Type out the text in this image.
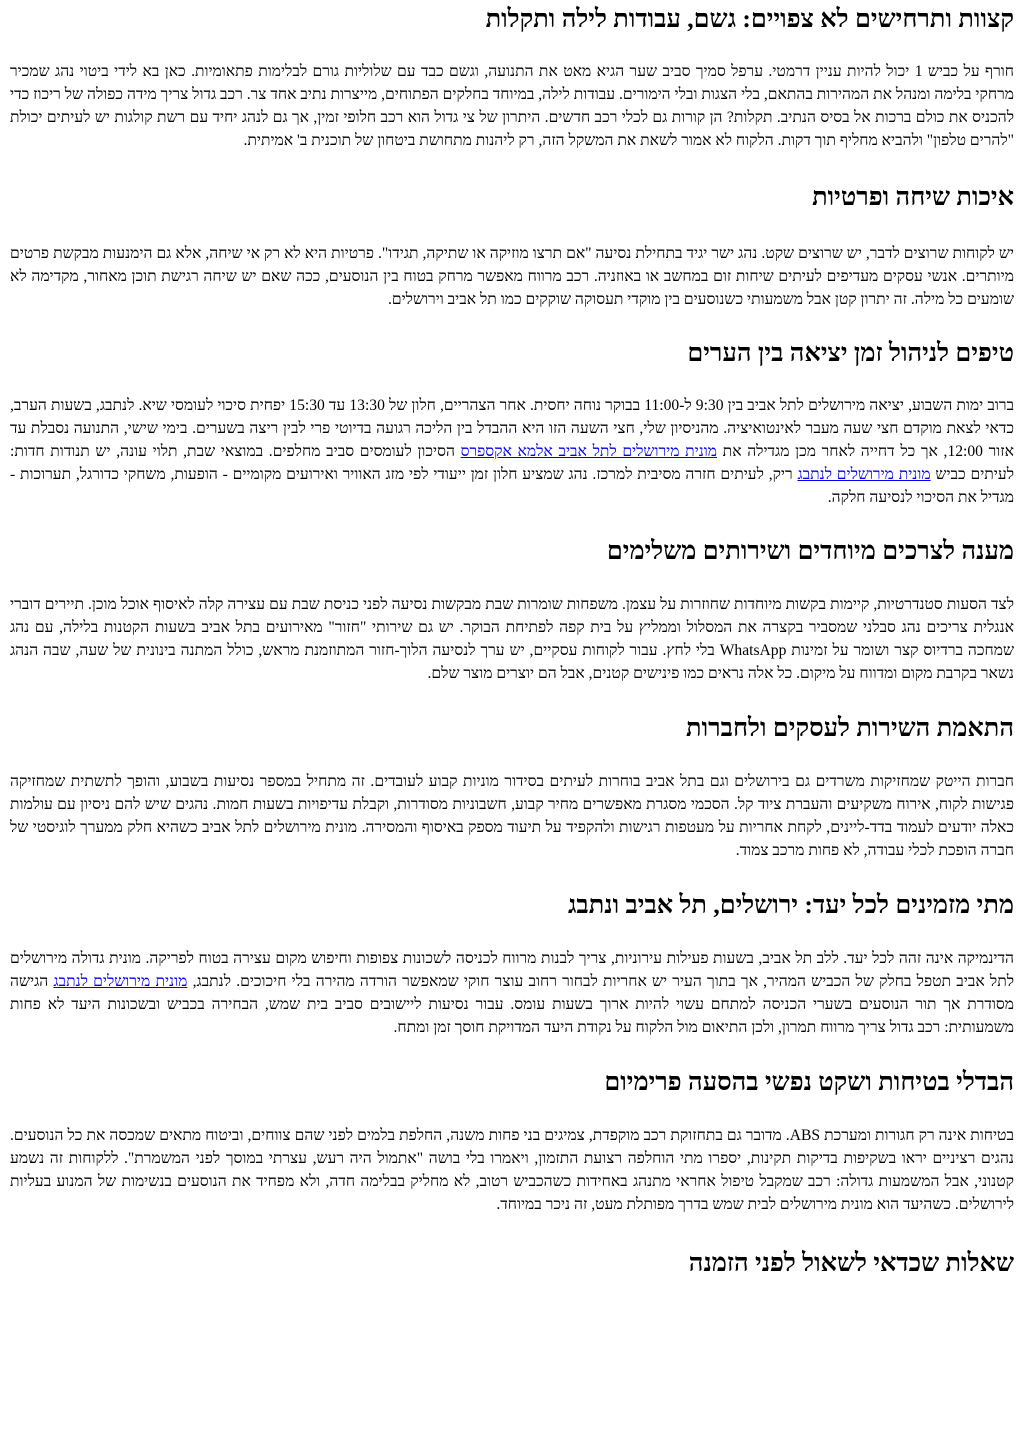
קצוות ותרחישים לא צפויים: גשם, עבודות לילה ותקלות

חורף על כביש 1 יכול להיות עניין דרמטי. ערפל סמיך סביב שער הגיא מאט את התנועה, וגשם כבד עם שלוליות גורם לבלימות פתאומיות. כאן בא לידי ביטוי נהג שמכיר מרחקי בלימה ומנהל את המהירות בהתאם, בלי הצגות ובלי הימורים. עבודות לילה, במיוחד בחלקים הפתוחים, מייצרות נתיב אחד צר. רכב גדול צריך מידה כפולה של ריכוז כדי להכניס את כולם ברכות אל בסיס הנתיב. תקלות? הן קורות גם לכלי רכב חדשים. היתרון של צי גדול הוא רכב חלופי זמין, אך גם לנהג יחיד עם רשת קולגות יש לעיתים יכולת "להרים טלפון" ולהביא מחליף תוך דקות. הלקוח לא אמור לשאת את המשקל הזה, רק ליהנות מתחושת ביטחון של תוכנית ב' אמיתית.

איכות שיחה ופרטיות

יש לקוחות שרוצים לדבר, יש שרוצים שקט. נהג ישר יגיד בתחילת נסיעה "אם תרצו מוזיקה או שתיקה, תגידו". פרטיות היא לא רק אי שיחה, אלא גם הימנעות מבקשת פרטים מיותרים. אנשי עסקים מעדיפים לעיתים שיחות זום במחשב או באוזניה. רכב מרווח מאפשר מרחק בטוח בין הנוסעים, ככה שאם יש שיחה רגישת תוכן מאחור, מקדימה לא שומעים כל מילה. זה יתרון קטן אבל משמעותי כשנוסעים בין מוקדי תעסוקה שוקקים כמו תל אביב וירושלים.

טיפים לניהול זמן יציאה בין הערים

ברוב ימות השבוע, יציאה מירושלים לתל אביב בין 9:30 ל-11:00 בבוקר נוחה יחסית. אחר הצהריים, חלון של 13:30 עד 15:30 יפחית סיכוי לעומסי שיא. לנתבג, בשעות הערב, כדאי לצאת מוקדם חצי שעה מעבר לאינטואיציה. מהניסיון שלי, חצי השעה הזו היא ההבדל בין הליכה רגועה בדיוטי פרי לבין ריצה בשערים. בימי שישי, התנועה נסבלת עד אזור 12:00, אך כל דחייה לאחר מכן מגדילה את מונית מירושלים לתל אביב אלמא אקספרס הסיכון לעומסים סביב מחלפים. במוצאי שבת, תלוי עונה, יש תנודות חדות: לעיתים כביש מונית מירושלים לנתבג ריק, לעיתים חזרה מסיבית למרכז. נהג שמציע חלון זמן ייעודי לפי מזג האוויר ואירועים מקומיים - הופעות, משחקי כדורגל, תערוכות - מגדיל את הסיכוי לנסיעה חלקה.

מענה לצרכים מיוחדים ושירותים משלימים

לצד הסעות סטנדרטיות, קיימות בקשות מיוחדות שחוזרות על עצמן. משפחות שומרות שבת מבקשות נסיעה לפני כניסת שבת עם עצירה קלה לאיסוף אוכל מוכן. תיירים דוברי אנגלית צריכים נהג סבלני שמסביר בקצרה את המסלול וממליץ על בית קפה לפתיחת הבוקר. יש גם שירותי "חזור" מאירועים בתל אביב בשעות הקטנות בלילה, עם נהג שמחכה ברדיוס קצר ושומר על זמינות WhatsApp בלי לחץ. עבור לקוחות עסקיים, יש ערך לנסיעה הלוך-חזור המתוזמנת מראש, כולל המתנה בינונית של שעה, שבה הנהג נשאר בקרבת מקום ומדווח על מיקום. כל אלה נראים כמו פינישים קטנים, אבל הם יוצרים מוצר שלם.

התאמת השירות לעסקים ולחברות

חברות הייטק שמחזיקות משרדים גם בירושלים וגם בתל אביב בוחרות לעיתים בסידור מוניות קבוע לעובדים. זה מתחיל במספר נסיעות בשבוע, והופך לתשתית שמחזיקה פגישות לקוח, אירוח משקיעים והעברת ציוד קל. הסכמי מסגרת מאפשרים מחיר קבוע, חשבוניות מסודרות, וקבלת עדיפויות בשעות חמות. נהגים שיש להם ניסיון עם עולמות כאלה יודעים לעמוד בדד-ליינים, לקחת אחריות על מעטפות רגישות ולהקפיד על תיעוד מספק באיסוף והמסירה. מונית מירושלים לתל אביב כשהיא חלק ממערך לוגיסטי של חברה הופכת לכלי עבודה, לא פחות מרכב צמוד.

מתי מזמינים לכל יעד: ירושלים, תל אביב ונתבג

הדינמיקה אינה זהה לכל יעד. ללב תל אביב, בשעות פעילות עירוניות, צריך לבנות מרווח לכניסה לשכונות צפופות וחיפוש מקום עצירה בטוח לפריקה. מונית גדולה מירושלים לתל אביב תטפל בחלק של הכביש המהיר, אך בתוך העיר יש אחריות לבחור רחוב עוצר חוקי שמאפשר הורדה מהירה בלי חיכוכים. לנתבג, מונית מירושלים לנתבג הגישה מסודרת אך תור הנוסעים בשערי הכניסה למתחם עשוי להיות ארוך בשעות עומס. עבור נסיעות ליישובים סביב בית שמש, הבחירה בכביש ובשכונות היעד לא פחות משמעותית: רכב גדול צריך מרווח תמרון, ולכן התיאום מול הלקוח על נקודת היעד המדויקת חוסך זמן ומתח.

הבדלי בטיחות ושקט נפשי בהסעה פרימיום

בטיחות אינה רק חגורות ומערכת ABS. מדובר גם בתחזוקת רכב מוקפדת, צמיגים בני פחות משנה, החלפת בלמים לפני שהם צווחים, וביטוח מתאים שמכסה את כל הנוסעים. נהגים רציניים יראו בשקיפות בדיקות תקינות, יספרו מתי הוחלפה רצועת התזמון, ויאמרו בלי בושה "אתמול היה רעש, עצרתי במוסך לפני המשמרת". ללקוחות זה נשמע קטנוני, אבל המשמעות גדולה: רכב שמקבל טיפול אחראי מתנהג באחידות כשהכביש רטוב, לא מחליק בבלימה חדה, ולא מפחיד את הנוסעים בנשימות של המנוע בעליות לירושלים. כשהיעד הוא מונית מירושלים לבית שמש בדרך מפותלת מעט, זה ניכר במיוחד.

שאלות שכדאי לשאול לפני הזמנה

* * * *

Could you reproduce every record above exactly, leaving out the pictures?

• Correct response:
Type out the text in this image.
קצוות ותרחישים לא צפויים: גשם, עבודות לילה ותקלות

חורף על כביש 1 יכול להיות עניין דרמטי. ערפל סמיך סביב שער הגיא מאט את התנועה, וגשם כבד עם שלוליות גורם לבלימות פתאומיות. כאן בא לידי ביטוי נהג שמכיר מרחקי בלימה ומנהל את המהירות בהתאם, בלי הצגות ובלי הימורים. עבודות לילה, במיוחד בחלקים הפתוחים, מייצרות נתיב אחד צר. רכב גדול צריך מידה כפולה של ריכוז כדי להכניס את כולם ברכות אל בסיס הנתיב. תקלות? הן קורות גם לכלי רכב חדשים. היתרון של צי גדול הוא רכב חלופי זמין, אך גם לנהג יחיד עם רשת קולגות יש לעיתים יכולת "להרים טלפון" ולהביא מחליף תוך דקות. הלקוח לא אמור לשאת את המשקל הזה, רק ליהנות מתחושת ביטחון של תוכנית ב' אמיתית.

איכות שיחה ופרטיות

יש לקוחות שרוצים לדבר, יש שרוצים שקט. נהג ישר יגיד בתחילת נסיעה "אם תרצו מוזיקה או שתיקה, תגידו". פרטיות היא לא רק אי שיחה, אלא גם הימנעות מבקשת פרטים מיותרים. אנשי עסקים מעדיפים לעיתים שיחות זום במחשב או באוזניה. רכב מרווח מאפשר מרחק בטוח בין הנוסעים, ככה שאם יש שיחה רגישת תוכן מאחור, מקדימה לא שומעים כל מילה. זה יתרון קטן אבל משמעותי כשנוסעים בין מוקדי תעסוקה שוקקים כמו תל אביב וירושלים.

טיפים לניהול זמן יציאה בין הערים

ברוב ימות השבוע, יציאה מירושלים לתל אביב בין 9:30 ל-11:00 בבוקר נוחה יחסית. אחר הצהריים, חלון של 13:30 עד 15:30 יפחית סיכוי לעומסי שיא. לנתבג, בשעות הערב, כדאי לצאת מוקדם חצי שעה מעבר לאינטואיציה. מהניסיון שלי, חצי השעה הזו היא ההבדל בין הליכה רגועה בדיוטי פרי לבין ריצה בשערים. בימי שישי, התנועה נסבלת עד אזור 12:00, אך כל דחייה לאחר מכן מגדילה את מונית מירושלים לתל אביב אלמא אקספרס הסיכון לעומסים סביב מחלפים. במוצאי שבת, תלוי עונה, יש תנודות חדות: לעיתים כביש מונית מירושלים לנתבג ריק, לעיתים חזרה מסיבית למרכז. נהג שמציע חלון זמן ייעודי לפי מזג האוויר ואירועים מקומיים - הופעות, משחקי כדורגל, תערוכות - מגדיל את הסיכוי לנסיעה חלקה.

מענה לצרכים מיוחדים ושירותים משלימים

לצד הסעות סטנדרטיות, קיימות בקשות מיוחדות שחוזרות על עצמן. משפחות שומרות שבת מבקשות נסיעה לפני כניסת שבת עם עצירה קלה לאיסוף אוכל מוכן. תיירים דוברי אנגלית צריכים נהג סבלני שמסביר בקצרה את המסלול וממליץ על בית קפה לפתיחת הבוקר. יש גם שירותי "חזור" מאירועים בתל אביב בשעות הקטנות בלילה, עם נהג שמחכה ברדיוס קצר ושומר על זמינות WhatsApp בלי לחץ. עבור לקוחות עסקיים, יש ערך לנסיעה הלוך-חזור המתוזמנת מראש, כולל המתנה בינונית של שעה, שבה הנהג נשאר בקרבת מקום ומדווח על מיקום. כל אלה נראים כמו פינישים קטנים, אבל הם יוצרים מוצר שלם.

התאמת השירות לעסקים ולחברות

חברות הייטק שמחזיקות משרדים גם בירושלים וגם בתל אביב בוחרות לעיתים בסידור מוניות קבוע לעובדים. זה מתחיל במספר נסיעות בשבוע, והופך לתשתית שמחזיקה פגישות לקוח, אירוח משקיעים והעברת ציוד קל. הסכמי מסגרת מאפשרים מחיר קבוע, חשבוניות מסודרות, וקבלת עדיפויות בשעות חמות. נהגים שיש להם ניסיון עם עולמות כאלה יודעים לעמוד בדד-ליינים, לקחת אחריות על מעטפות רגישות ולהקפיד על תיעוד מספק באיסוף והמסירה. מונית מירושלים לתל אביב כשהיא חלק ממערך לוגיסטי של חברה הופכת לכלי עבודה, לא פחות מרכב צמוד.

מתי מזמינים לכל יעד: ירושלים, תל אביב ונתבג

הדינמיקה אינה זהה לכל יעד. ללב תל אביב, בשעות פעילות עירוניות, צריך לבנות מרווח לכניסה לשכונות צפופות וחיפוש מקום עצירה בטוח לפריקה. מונית גדולה מירושלים לתל אביב תטפל בחלק של הכביש המהיר, אך בתוך העיר יש אחריות לבחור רחוב עוצר חוקי שמאפשר הורדה מהירה בלי חיכוכים. לנתבג, מונית מירושלים לנתבג הגישה מסודרת אך תור הנוסעים בשערי הכניסה למתחם עשוי להיות ארוך בשעות עומס. עבור נסיעות ליישובים סביב בית שמש, הבחירה בכביש ובשכונות היעד לא פחות משמעותית: רכב גדול צריך מרווח תמרון, ולכן התיאום מול הלקוח על נקודת היעד המדויקת חוסך זמן ומתח.

הבדלי בטיחות ושקט נפשי בהסעה פרימיום

בטיחות אינה רק חגורות ומערכת ABS. מדובר גם בתחזוקת רכב מוקפדת, צמיגים בני פחות משנה, החלפת בלמים לפני שהם צווחים, וביטוח מתאים שמכסה את כל הנוסעים. נהגים רציניים יראו בשקיפות בדיקות תקינות, יספרו מתי הוחלפה רצועת התזמון, ויאמרו בלי בושה "אתמול היה רעש, עצרתי במוסך לפני המשמרת". ללקוחות זה נשמע קטנוני, אבל המשמעות גדולה: רכב שמקבל טיפול אחראי מתנהג באחידות כשהכביש רטוב, לא מחליק בבלימה חדה, ולא מפחיד את הנוסעים בנשימות של המנוע בעליות לירושלים. כשהיעד הוא מונית מירושלים לבית שמש בדרך מפותלת מעט, זה ניכר במיוחד.

שאלות שכדאי לשאול לפני הזמנה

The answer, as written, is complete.